Stored items from a collection
....................

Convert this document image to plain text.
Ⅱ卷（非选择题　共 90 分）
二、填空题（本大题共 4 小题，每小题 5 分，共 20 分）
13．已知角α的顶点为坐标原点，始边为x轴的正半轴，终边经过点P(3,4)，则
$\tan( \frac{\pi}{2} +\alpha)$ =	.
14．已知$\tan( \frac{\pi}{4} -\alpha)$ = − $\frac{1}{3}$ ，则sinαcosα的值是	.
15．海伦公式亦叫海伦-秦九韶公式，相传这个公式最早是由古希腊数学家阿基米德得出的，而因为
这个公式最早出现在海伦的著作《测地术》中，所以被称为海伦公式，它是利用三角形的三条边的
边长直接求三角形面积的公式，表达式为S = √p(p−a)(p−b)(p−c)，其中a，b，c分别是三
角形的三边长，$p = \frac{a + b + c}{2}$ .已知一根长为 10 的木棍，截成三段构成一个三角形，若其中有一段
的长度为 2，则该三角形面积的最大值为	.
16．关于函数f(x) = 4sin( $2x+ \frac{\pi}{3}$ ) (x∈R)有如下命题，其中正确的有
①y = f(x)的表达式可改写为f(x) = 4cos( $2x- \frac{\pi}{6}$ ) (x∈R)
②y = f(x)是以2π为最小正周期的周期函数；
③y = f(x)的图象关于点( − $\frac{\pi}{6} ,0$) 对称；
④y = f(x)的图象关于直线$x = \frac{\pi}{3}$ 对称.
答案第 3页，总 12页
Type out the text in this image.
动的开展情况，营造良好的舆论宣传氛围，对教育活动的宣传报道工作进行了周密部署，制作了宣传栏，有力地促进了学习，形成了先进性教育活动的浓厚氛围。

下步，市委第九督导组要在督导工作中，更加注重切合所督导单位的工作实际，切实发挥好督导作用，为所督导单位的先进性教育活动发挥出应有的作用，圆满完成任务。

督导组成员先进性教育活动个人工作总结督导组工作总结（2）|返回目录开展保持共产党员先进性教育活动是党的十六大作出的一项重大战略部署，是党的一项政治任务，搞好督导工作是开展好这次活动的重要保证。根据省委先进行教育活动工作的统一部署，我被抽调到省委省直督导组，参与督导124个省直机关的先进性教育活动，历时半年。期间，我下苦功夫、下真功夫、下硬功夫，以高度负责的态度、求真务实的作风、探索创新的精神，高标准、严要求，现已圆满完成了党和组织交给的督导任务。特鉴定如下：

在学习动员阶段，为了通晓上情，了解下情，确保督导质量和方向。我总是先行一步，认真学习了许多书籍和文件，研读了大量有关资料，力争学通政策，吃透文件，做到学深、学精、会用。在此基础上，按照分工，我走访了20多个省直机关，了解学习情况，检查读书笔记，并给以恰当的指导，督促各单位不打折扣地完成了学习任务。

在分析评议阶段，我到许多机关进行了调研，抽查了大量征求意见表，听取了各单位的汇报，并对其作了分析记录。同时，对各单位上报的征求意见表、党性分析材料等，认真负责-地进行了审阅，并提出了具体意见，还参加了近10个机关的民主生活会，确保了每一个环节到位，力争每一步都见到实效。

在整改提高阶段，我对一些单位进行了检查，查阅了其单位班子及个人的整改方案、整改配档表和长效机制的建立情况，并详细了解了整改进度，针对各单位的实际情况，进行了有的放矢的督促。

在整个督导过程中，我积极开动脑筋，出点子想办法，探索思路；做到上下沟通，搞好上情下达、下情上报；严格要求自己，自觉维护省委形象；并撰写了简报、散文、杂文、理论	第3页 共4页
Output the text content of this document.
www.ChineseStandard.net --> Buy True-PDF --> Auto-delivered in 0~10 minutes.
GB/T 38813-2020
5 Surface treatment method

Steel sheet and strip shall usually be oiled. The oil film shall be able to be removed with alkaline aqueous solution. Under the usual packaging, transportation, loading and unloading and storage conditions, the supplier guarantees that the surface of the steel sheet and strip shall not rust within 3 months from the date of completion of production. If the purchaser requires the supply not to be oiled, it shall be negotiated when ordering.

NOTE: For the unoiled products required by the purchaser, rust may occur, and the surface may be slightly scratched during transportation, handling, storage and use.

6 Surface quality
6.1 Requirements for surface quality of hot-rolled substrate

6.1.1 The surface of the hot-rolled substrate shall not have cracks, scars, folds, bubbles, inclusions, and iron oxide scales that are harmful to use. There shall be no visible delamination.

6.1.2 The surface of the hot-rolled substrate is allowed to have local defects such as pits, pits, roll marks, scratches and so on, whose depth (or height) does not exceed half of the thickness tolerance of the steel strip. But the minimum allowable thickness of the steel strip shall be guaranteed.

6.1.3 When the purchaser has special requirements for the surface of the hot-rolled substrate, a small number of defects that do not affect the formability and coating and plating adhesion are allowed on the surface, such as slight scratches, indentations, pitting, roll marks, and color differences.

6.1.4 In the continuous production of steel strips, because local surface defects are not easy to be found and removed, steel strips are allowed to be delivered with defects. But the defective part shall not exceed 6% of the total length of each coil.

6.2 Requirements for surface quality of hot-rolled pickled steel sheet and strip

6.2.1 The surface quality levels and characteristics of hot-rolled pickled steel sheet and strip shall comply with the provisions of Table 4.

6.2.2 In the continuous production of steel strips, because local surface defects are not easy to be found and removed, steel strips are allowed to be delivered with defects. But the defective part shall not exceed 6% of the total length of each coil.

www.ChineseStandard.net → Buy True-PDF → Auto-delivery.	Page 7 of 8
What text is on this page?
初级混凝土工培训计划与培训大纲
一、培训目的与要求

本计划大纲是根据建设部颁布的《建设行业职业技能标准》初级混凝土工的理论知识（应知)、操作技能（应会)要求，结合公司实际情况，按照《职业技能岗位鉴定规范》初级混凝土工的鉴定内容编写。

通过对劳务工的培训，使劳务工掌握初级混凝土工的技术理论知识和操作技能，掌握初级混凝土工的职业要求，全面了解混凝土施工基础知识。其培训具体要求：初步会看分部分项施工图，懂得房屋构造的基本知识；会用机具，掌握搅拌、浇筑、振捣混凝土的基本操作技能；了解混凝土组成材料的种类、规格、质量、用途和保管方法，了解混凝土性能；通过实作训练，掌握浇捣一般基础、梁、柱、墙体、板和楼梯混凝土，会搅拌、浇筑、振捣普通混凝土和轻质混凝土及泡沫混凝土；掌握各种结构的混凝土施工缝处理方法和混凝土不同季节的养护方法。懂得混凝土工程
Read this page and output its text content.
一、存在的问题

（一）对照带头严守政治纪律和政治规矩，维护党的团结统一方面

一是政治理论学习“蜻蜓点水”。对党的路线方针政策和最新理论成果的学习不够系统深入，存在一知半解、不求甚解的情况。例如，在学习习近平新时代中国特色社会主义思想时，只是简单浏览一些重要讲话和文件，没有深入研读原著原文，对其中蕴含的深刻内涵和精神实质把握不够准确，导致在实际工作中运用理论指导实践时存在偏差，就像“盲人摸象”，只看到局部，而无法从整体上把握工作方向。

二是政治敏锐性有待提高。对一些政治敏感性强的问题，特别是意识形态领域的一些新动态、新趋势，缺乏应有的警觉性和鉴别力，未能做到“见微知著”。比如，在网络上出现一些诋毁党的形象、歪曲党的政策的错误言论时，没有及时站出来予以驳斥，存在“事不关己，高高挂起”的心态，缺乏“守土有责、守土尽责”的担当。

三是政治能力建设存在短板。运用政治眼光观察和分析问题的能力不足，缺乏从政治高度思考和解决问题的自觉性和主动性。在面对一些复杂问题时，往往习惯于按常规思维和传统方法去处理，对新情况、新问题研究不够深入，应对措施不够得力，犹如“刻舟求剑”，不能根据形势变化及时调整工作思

....................

● TASK INSTRUCTIONS
Identify all lines in the records above with the word "Auto".

● OUTPUT FOR THIS TASK
www.ChineseStandard.net --> Buy True-PDF --> Auto-delivered in 0~10 minutes.
www.ChineseStandard.net → Buy True-PDF → Auto-delivery.	Page 7 of 8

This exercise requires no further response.